Output an exact reproduction of the data.

Saved entries
━━━
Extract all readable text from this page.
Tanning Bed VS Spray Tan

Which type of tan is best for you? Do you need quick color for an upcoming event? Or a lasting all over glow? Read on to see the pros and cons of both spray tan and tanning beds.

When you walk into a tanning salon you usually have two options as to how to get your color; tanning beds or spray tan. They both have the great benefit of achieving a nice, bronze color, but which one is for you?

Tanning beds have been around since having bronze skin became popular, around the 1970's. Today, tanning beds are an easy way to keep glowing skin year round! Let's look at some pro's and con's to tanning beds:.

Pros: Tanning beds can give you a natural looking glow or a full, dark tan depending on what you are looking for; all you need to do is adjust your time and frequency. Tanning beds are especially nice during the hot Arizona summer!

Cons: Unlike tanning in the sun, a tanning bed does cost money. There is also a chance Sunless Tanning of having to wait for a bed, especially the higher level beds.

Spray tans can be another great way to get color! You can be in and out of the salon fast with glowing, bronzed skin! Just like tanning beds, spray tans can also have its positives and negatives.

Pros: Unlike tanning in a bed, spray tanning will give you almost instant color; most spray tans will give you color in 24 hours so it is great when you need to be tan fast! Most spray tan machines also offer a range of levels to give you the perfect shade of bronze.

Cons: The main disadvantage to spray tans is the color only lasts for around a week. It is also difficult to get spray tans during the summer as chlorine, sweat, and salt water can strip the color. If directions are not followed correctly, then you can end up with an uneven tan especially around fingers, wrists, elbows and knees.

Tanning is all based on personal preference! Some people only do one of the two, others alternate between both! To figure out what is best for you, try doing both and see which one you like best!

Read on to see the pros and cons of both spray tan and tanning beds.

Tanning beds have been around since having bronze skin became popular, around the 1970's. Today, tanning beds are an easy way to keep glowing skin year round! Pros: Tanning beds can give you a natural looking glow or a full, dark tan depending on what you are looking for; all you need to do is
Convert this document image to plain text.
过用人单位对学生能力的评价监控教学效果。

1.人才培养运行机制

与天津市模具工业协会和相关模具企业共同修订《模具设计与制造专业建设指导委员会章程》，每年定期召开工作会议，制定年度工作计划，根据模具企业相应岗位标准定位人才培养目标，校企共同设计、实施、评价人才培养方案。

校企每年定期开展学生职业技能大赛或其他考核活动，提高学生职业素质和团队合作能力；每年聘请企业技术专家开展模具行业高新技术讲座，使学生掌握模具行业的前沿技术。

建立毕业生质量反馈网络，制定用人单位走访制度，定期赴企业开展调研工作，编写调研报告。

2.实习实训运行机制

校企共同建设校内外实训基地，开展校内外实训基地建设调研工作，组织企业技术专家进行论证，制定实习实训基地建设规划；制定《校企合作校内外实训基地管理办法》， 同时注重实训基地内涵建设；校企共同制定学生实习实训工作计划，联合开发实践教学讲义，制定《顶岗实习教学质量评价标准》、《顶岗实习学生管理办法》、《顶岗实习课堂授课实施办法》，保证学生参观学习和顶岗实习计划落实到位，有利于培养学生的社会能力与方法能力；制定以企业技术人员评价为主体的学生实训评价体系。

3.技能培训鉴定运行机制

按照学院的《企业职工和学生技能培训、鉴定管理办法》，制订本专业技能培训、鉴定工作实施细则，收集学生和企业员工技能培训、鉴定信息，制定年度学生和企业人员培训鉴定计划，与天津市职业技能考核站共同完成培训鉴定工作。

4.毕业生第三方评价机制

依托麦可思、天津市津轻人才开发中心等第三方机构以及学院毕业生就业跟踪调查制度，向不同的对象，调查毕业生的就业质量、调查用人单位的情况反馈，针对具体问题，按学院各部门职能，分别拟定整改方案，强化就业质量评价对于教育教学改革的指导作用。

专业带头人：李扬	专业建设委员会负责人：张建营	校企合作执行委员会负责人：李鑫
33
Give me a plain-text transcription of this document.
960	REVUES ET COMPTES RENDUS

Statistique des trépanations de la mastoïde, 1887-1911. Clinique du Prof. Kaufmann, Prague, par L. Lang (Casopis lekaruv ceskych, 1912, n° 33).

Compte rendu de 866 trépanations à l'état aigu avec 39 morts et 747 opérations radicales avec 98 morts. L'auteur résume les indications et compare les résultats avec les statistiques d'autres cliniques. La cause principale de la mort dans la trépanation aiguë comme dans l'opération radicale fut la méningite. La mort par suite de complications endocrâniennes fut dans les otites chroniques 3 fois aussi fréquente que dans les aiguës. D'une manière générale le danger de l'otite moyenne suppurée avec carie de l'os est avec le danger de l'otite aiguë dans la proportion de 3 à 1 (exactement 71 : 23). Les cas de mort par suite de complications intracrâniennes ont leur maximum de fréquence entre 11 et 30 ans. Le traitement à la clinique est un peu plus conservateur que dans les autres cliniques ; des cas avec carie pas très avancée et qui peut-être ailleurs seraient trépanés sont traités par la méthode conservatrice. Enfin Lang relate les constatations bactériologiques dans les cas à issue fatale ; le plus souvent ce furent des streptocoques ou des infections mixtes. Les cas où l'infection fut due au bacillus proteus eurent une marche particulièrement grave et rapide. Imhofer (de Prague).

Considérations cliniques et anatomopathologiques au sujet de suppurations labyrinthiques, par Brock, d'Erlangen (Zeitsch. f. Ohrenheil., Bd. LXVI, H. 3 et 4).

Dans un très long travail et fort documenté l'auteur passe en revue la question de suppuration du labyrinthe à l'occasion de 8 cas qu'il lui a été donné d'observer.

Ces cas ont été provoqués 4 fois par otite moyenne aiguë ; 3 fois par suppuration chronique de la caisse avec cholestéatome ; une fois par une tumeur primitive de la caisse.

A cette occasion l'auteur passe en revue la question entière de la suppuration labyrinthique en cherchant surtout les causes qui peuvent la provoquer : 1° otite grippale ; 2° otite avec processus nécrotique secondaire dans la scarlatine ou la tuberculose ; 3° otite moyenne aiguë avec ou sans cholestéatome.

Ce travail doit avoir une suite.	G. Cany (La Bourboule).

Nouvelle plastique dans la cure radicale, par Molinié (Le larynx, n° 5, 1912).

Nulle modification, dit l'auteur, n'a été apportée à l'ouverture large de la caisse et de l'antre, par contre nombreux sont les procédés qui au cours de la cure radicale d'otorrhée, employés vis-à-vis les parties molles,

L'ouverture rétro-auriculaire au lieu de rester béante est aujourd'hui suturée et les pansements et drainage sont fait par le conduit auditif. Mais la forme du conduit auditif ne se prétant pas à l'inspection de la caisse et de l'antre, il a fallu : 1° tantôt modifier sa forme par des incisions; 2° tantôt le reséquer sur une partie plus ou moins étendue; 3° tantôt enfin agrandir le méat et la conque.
━━━
_Answer below_
Extract all readable text from this page.
Tanning Bed VS Spray Tan

Which type of tan is best for you? Do you need quick color for an upcoming event? Or a lasting all over glow? Read on to see the pros and cons of both spray tan and tanning beds.

When you walk into a tanning salon you usually have two options as to how to get your color; tanning beds or spray tan. They both have the great benefit of achieving a nice, bronze color, but which one is for you?

Tanning beds have been around since having bronze skin became popular, around the 1970's. Today, tanning beds are an easy way to keep glowing skin year round! Let's look at some pro's and con's to tanning beds:.

Pros: Tanning beds can give you a natural looking glow or a full, dark tan depending on what you are looking for; all you need to do is adjust your time and frequency. Tanning beds are especially nice during the hot Arizona summer!

Cons: Unlike tanning in the sun, a tanning bed does cost money. There is also a chance Sunless Tanning of having to wait for a bed, especially the higher level beds.

Spray tans can be another great way to get color! You can be in and out of the salon fast with glowing, bronzed skin! Just like tanning beds, spray tans can also have its positives and negatives.

Pros: Unlike tanning in a bed, spray tanning will give you almost instant color; most spray tans will give you color in 24 hours so it is great when you need to be tan fast! Most spray tan machines also offer a range of levels to give you the perfect shade of bronze.

Cons: The main disadvantage to spray tans is the color only lasts for around a week. It is also difficult to get spray tans during the summer as chlorine, sweat, and salt water can strip the color. If directions are not followed correctly, then you can end up with an uneven tan especially around fingers, wrists, elbows and knees.

Tanning is all based on personal preference! Some people only do one of the two, others alternate between both! To figure out what is best for you, try doing both and see which one you like best!

Read on to see the pros and cons of both spray tan and tanning beds.

Tanning beds have been around since having bronze skin became popular, around the 1970's. Today, tanning beds are an easy way to keep glowing skin year round! Pros: Tanning beds can give you a natural looking glow or a full, dark tan depending on what you are looking for; all you need to do is
Convert this document image to plain text.
过用人单位对学生能力的评价监控教学效果。

1.人才培养运行机制

与天津市模具工业协会和相关模具企业共同修订《模具设计与制造专业建设指导委员会章程》，每年定期召开工作会议，制定年度工作计划，根据模具企业相应岗位标准定位人才培养目标，校企共同设计、实施、评价人才培养方案。

校企每年定期开展学生职业技能大赛或其他考核活动，提高学生职业素质和团队合作能力；每年聘请企业技术专家开展模具行业高新技术讲座，使学生掌握模具行业的前沿技术。

建立毕业生质量反馈网络，制定用人单位走访制度，定期赴企业开展调研工作，编写调研报告。

2.实习实训运行机制

校企共同建设校内外实训基地，开展校内外实训基地建设调研工作，组织企业技术专家进行论证，制定实习实训基地建设规划；制定《校企合作校内外实训基地管理办法》， 同时注重实训基地内涵建设；校企共同制定学生实习实训工作计划，联合开发实践教学讲义，制定《顶岗实习教学质量评价标准》、《顶岗实习学生管理办法》、《顶岗实习课堂授课实施办法》，保证学生参观学习和顶岗实习计划落实到位，有利于培养学生的社会能力与方法能力；制定以企业技术人员评价为主体的学生实训评价体系。

3.技能培训鉴定运行机制

按照学院的《企业职工和学生技能培训、鉴定管理办法》，制订本专业技能培训、鉴定工作实施细则，收集学生和企业员工技能培训、鉴定信息，制定年度学生和企业人员培训鉴定计划，与天津市职业技能考核站共同完成培训鉴定工作。

4.毕业生第三方评价机制

依托麦可思、天津市津轻人才开发中心等第三方机构以及学院毕业生就业跟踪调查制度，向不同的对象，调查毕业生的就业质量、调查用人单位的情况反馈，针对具体问题，按学院各部门职能，分别拟定整改方案，强化就业质量评价对于教育教学改革的指导作用。

专业带头人：李扬	专业建设委员会负责人：张建营	校企合作执行委员会负责人：李鑫
33
Give me a plain-text transcription of this document.
960	REVUES ET COMPTES RENDUS

Statistique des trépanations de la mastoïde, 1887-1911. Clinique du Prof. Kaufmann, Prague, par L. Lang (Casopis lekaruv ceskych, 1912, n° 33).

Compte rendu de 866 trépanations à l'état aigu avec 39 morts et 747 opérations radicales avec 98 morts. L'auteur résume les indications et compare les résultats avec les statistiques d'autres cliniques. La cause principale de la mort dans la trépanation aiguë comme dans l'opération radicale fut la méningite. La mort par suite de complications endocrâniennes fut dans les otites chroniques 3 fois aussi fréquente que dans les aiguës. D'une manière générale le danger de l'otite moyenne suppurée avec carie de l'os est avec le danger de l'otite aiguë dans la proportion de 3 à 1 (exactement 71 : 23). Les cas de mort par suite de complications intracrâniennes ont leur maximum de fréquence entre 11 et 30 ans. Le traitement à la clinique est un peu plus conservateur que dans les autres cliniques ; des cas avec carie pas très avancée et qui peut-être ailleurs seraient trépanés sont traités par la méthode conservatrice. Enfin Lang relate les constatations bactériologiques dans les cas à issue fatale ; le plus souvent ce furent des streptocoques ou des infections mixtes. Les cas où l'infection fut due au bacillus proteus eurent une marche particulièrement grave et rapide. Imhofer (de Prague).

Considérations cliniques et anatomopathologiques au sujet de suppurations labyrinthiques, par Brock, d'Erlangen (Zeitsch. f. Ohrenheil., Bd. LXVI, H. 3 et 4).

Dans un très long travail et fort documenté l'auteur passe en revue la question de suppuration du labyrinthe à l'occasion de 8 cas qu'il lui a été donné d'observer.

Ces cas ont été provoqués 4 fois par otite moyenne aiguë ; 3 fois par suppuration chronique de la caisse avec cholestéatome ; une fois par une tumeur primitive de la caisse.

A cette occasion l'auteur passe en revue la question entière de la suppuration labyrinthique en cherchant surtout les causes qui peuvent la provoquer : 1° otite grippale ; 2° otite avec processus nécrotique secondaire dans la scarlatine ou la tuberculose ; 3° otite moyenne aiguë avec ou sans cholestéatome.

Ce travail doit avoir une suite.	G. Cany (La Bourboule).

Nouvelle plastique dans la cure radicale, par Molinié (Le larynx, n° 5, 1912).

Nulle modification, dit l'auteur, n'a été apportée à l'ouverture large de la caisse et de l'antre, par contre nombreux sont les procédés qui au cours de la cure radicale d'otorrhée, employés vis-à-vis les parties molles,

L'ouverture rétro-auriculaire au lieu de rester béante est aujourd'hui suturée et les pansements et drainage sont fait par le conduit auditif. Mais la forme du conduit auditif ne se prétant pas à l'inspection de la caisse et de l'antre, il a fallu : 1° tantôt modifier sa forme par des incisions; 2° tantôt le reséquer sur une partie plus ou moins étendue; 3° tantôt enfin agrandir le méat et la conque.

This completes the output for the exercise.